Restate all of the data exactly.
[Start Source records]
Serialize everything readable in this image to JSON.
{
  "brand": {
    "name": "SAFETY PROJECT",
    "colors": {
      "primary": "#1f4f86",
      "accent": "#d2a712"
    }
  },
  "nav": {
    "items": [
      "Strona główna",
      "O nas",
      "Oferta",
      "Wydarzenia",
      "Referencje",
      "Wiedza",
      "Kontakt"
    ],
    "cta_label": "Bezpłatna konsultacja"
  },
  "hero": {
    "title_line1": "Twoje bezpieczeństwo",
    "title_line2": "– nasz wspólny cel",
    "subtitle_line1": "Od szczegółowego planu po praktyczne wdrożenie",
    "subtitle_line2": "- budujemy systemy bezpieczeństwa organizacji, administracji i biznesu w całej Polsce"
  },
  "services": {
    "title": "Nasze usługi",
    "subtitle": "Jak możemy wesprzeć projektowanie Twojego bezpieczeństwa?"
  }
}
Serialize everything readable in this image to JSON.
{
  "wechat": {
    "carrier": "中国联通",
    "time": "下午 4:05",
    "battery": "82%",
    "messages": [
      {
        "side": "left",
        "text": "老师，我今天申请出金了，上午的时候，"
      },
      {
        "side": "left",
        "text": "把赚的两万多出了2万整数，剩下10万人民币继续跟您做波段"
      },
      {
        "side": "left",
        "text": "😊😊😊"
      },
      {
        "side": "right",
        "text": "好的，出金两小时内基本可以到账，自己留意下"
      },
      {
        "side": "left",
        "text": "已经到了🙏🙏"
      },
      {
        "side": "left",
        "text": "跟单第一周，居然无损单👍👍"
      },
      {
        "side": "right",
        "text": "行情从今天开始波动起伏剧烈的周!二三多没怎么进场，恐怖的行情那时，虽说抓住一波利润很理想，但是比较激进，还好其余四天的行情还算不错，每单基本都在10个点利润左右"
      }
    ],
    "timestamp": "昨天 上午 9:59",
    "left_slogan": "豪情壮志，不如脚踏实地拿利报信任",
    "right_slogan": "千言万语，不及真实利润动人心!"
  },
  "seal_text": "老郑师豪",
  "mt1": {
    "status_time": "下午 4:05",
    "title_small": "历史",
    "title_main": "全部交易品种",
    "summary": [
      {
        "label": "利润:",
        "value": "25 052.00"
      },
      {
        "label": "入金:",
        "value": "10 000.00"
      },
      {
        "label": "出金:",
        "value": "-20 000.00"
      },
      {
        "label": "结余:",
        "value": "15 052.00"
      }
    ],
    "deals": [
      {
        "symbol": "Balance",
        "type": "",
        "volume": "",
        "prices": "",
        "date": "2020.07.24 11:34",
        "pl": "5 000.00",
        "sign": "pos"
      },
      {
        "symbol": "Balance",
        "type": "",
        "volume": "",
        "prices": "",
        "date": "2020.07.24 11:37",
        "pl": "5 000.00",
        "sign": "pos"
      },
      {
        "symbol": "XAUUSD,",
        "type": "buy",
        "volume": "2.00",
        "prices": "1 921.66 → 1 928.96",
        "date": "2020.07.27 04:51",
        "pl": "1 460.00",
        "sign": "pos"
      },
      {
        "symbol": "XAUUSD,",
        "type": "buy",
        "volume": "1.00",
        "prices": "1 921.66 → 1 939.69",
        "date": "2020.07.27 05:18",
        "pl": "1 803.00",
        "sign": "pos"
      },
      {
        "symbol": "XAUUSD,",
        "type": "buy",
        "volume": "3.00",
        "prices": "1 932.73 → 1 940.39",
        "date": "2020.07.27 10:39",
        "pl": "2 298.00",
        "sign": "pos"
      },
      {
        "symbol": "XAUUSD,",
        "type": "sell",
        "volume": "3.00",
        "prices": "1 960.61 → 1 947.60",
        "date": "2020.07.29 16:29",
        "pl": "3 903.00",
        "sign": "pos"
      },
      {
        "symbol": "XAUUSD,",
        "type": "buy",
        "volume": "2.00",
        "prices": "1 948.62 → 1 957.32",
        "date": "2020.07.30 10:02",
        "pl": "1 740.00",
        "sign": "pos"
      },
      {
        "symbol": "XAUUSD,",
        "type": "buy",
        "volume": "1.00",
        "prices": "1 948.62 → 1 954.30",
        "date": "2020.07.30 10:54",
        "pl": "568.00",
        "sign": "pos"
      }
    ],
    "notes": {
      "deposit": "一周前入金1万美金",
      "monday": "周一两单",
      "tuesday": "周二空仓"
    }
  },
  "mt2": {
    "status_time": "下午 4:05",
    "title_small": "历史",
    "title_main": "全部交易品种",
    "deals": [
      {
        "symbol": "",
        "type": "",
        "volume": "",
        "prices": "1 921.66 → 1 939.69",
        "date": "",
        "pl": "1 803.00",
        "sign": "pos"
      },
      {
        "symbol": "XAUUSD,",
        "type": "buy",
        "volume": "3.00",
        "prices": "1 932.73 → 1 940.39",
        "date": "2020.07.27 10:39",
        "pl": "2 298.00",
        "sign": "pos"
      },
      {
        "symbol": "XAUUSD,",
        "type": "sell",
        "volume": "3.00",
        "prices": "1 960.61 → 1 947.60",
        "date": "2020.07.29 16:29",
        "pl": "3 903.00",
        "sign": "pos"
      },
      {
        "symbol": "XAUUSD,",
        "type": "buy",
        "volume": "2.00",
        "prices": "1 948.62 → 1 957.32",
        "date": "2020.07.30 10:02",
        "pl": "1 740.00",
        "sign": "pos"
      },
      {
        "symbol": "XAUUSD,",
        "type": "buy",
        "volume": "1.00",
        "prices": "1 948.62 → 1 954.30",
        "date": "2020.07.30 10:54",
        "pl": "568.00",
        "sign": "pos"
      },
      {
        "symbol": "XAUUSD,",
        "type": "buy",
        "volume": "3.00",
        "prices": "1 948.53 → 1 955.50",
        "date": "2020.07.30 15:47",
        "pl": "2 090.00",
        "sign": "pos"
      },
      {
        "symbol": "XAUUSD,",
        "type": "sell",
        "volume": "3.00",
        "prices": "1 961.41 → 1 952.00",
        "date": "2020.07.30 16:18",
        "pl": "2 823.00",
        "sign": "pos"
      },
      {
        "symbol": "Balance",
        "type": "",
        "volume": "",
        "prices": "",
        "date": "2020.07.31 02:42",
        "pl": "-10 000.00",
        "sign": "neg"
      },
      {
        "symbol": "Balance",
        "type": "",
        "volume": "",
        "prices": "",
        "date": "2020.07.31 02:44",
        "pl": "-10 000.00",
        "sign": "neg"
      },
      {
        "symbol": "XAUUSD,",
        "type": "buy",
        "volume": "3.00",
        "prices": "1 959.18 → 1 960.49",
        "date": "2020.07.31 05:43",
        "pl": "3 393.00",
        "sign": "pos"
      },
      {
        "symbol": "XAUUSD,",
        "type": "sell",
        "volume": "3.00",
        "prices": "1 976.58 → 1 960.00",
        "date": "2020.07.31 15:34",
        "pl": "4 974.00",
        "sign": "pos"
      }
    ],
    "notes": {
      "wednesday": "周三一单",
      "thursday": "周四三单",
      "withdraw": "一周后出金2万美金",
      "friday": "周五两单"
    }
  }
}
[End Source records]
## [Problem solution]
Serialize everything readable in this image to JSON.
{
  "brand": {
    "name": "SAFETY PROJECT",
    "colors": {
      "primary": "#1f4f86",
      "accent": "#d2a712"
    }
  },
  "nav": {
    "items": [
      "Strona główna",
      "O nas",
      "Oferta",
      "Wydarzenia",
      "Referencje",
      "Wiedza",
      "Kontakt"
    ],
    "cta_label": "Bezpłatna konsultacja"
  },
  "hero": {
    "title_line1": "Twoje bezpieczeństwo",
    "title_line2": "– nasz wspólny cel",
    "subtitle_line1": "Od szczegółowego planu po praktyczne wdrożenie",
    "subtitle_line2": "- budujemy systemy bezpieczeństwa organizacji, administracji i biznesu w całej Polsce"
  },
  "services": {
    "title": "Nasze usługi",
    "subtitle": "Jak możemy wesprzeć projektowanie Twojego bezpieczeństwa?"
  }
}
Serialize everything readable in this image to JSON.
{
  "wechat": {
    "carrier": "中国联通",
    "time": "下午 4:05",
    "battery": "82%",
    "messages": [
      {
        "side": "left",
        "text": "老师，我今天申请出金了，上午的时候，"
      },
      {
        "side": "left",
        "text": "把赚的两万多出了2万整数，剩下10万人民币继续跟您做波段"
      },
      {
        "side": "left",
        "text": "😊😊😊"
      },
      {
        "side": "right",
        "text": "好的，出金两小时内基本可以到账，自己留意下"
      },
      {
        "side": "left",
        "text": "已经到了🙏🙏"
      },
      {
        "side": "left",
        "text": "跟单第一周，居然无损单👍👍"
      },
      {
        "side": "right",
        "text": "行情从今天开始波动起伏剧烈的周!二三多没怎么进场，恐怖的行情那时，虽说抓住一波利润很理想，但是比较激进，还好其余四天的行情还算不错，每单基本都在10个点利润左右"
      }
    ],
    "timestamp": "昨天 上午 9:59",
    "left_slogan": "豪情壮志，不如脚踏实地拿利报信任",
    "right_slogan": "千言万语，不及真实利润动人心!"
  },
  "seal_text": "老郑师豪",
  "mt1": {
    "status_time": "下午 4:05",
    "title_small": "历史",
    "title_main": "全部交易品种",
    "summary": [
      {
        "label": "利润:",
        "value": "25 052.00"
      },
      {
        "label": "入金:",
        "value": "10 000.00"
      },
      {
        "label": "出金:",
        "value": "-20 000.00"
      },
      {
        "label": "结余:",
        "value": "15 052.00"
      }
    ],
    "deals": [
      {
        "symbol": "Balance",
        "type": "",
        "volume": "",
        "prices": "",
        "date": "2020.07.24 11:34",
        "pl": "5 000.00",
        "sign": "pos"
      },
      {
        "symbol": "Balance",
        "type": "",
        "volume": "",
        "prices": "",
        "date": "2020.07.24 11:37",
        "pl": "5 000.00",
        "sign": "pos"
      },
      {
        "symbol": "XAUUSD,",
        "type": "buy",
        "volume": "2.00",
        "prices": "1 921.66 → 1 928.96",
        "date": "2020.07.27 04:51",
        "pl": "1 460.00",
        "sign": "pos"
      },
      {
        "symbol": "XAUUSD,",
        "type": "buy",
        "volume": "1.00",
        "prices": "1 921.66 → 1 939.69",
        "date": "2020.07.27 05:18",
        "pl": "1 803.00",
        "sign": "pos"
      },
      {
        "symbol": "XAUUSD,",
        "type": "buy",
        "volume": "3.00",
        "prices": "1 932.73 → 1 940.39",
        "date": "2020.07.27 10:39",
        "pl": "2 298.00",
        "sign": "pos"
      },
      {
        "symbol": "XAUUSD,",
        "type": "sell",
        "volume": "3.00",
        "prices": "1 960.61 → 1 947.60",
        "date": "2020.07.29 16:29",
        "pl": "3 903.00",
        "sign": "pos"
      },
      {
        "symbol": "XAUUSD,",
        "type": "buy",
        "volume": "2.00",
        "prices": "1 948.62 → 1 957.32",
        "date": "2020.07.30 10:02",
        "pl": "1 740.00",
        "sign": "pos"
      },
      {
        "symbol": "XAUUSD,",
        "type": "buy",
        "volume": "1.00",
        "prices": "1 948.62 → 1 954.30",
        "date": "2020.07.30 10:54",
        "pl": "568.00",
        "sign": "pos"
      }
    ],
    "notes": {
      "deposit": "一周前入金1万美金",
      "monday": "周一两单",
      "tuesday": "周二空仓"
    }
  },
  "mt2": {
    "status_time": "下午 4:05",
    "title_small": "历史",
    "title_main": "全部交易品种",
    "deals": [
      {
        "symbol": "",
        "type": "",
        "volume": "",
        "prices": "1 921.66 → 1 939.69",
        "date": "",
        "pl": "1 803.00",
        "sign": "pos"
      },
      {
        "symbol": "XAUUSD,",
        "type": "buy",
        "volume": "3.00",
        "prices": "1 932.73 → 1 940.39",
        "date": "2020.07.27 10:39",
        "pl": "2 298.00",
        "sign": "pos"
      },
      {
        "symbol": "XAUUSD,",
        "type": "sell",
        "volume": "3.00",
        "prices": "1 960.61 → 1 947.60",
        "date": "2020.07.29 16:29",
        "pl": "3 903.00",
        "sign": "pos"
      },
      {
        "symbol": "XAUUSD,",
        "type": "buy",
        "volume": "2.00",
        "prices": "1 948.62 → 1 957.32",
        "date": "2020.07.30 10:02",
        "pl": "1 740.00",
        "sign": "pos"
      },
      {
        "symbol": "XAUUSD,",
        "type": "buy",
        "volume": "1.00",
        "prices": "1 948.62 → 1 954.30",
        "date": "2020.07.30 10:54",
        "pl": "568.00",
        "sign": "pos"
      },
      {
        "symbol": "XAUUSD,",
        "type": "buy",
        "volume": "3.00",
        "prices": "1 948.53 → 1 955.50",
        "date": "2020.07.30 15:47",
        "pl": "2 090.00",
        "sign": "pos"
      },
      {
        "symbol": "XAUUSD,",
        "type": "sell",
        "volume": "3.00",
        "prices": "1 961.41 → 1 952.00",
        "date": "2020.07.30 16:18",
        "pl": "2 823.00",
        "sign": "pos"
      },
      {
        "symbol": "Balance",
        "type": "",
        "volume": "",
        "prices": "",
        "date": "2020.07.31 02:42",
        "pl": "-10 000.00",
        "sign": "neg"
      },
      {
        "symbol": "Balance",
        "type": "",
        "volume": "",
        "prices": "",
        "date": "2020.07.31 02:44",
        "pl": "-10 000.00",
        "sign": "neg"
      },
      {
        "symbol": "XAUUSD,",
        "type": "buy",
        "volume": "3.00",
        "prices": "1 959.18 → 1 960.49",
        "date": "2020.07.31 05:43",
        "pl": "3 393.00",
        "sign": "pos"
      },
      {
        "symbol": "XAUUSD,",
        "type": "sell",
        "volume": "3.00",
        "prices": "1 976.58 → 1 960.00",
        "date": "2020.07.31 15:34",
        "pl": "4 974.00",
        "sign": "pos"
      }
    ],
    "notes": {
      "wednesday": "周三一单",
      "thursday": "周四三单",
      "withdraw": "一周后出金2万美金",
      "friday": "周五两单"
    }
  }
}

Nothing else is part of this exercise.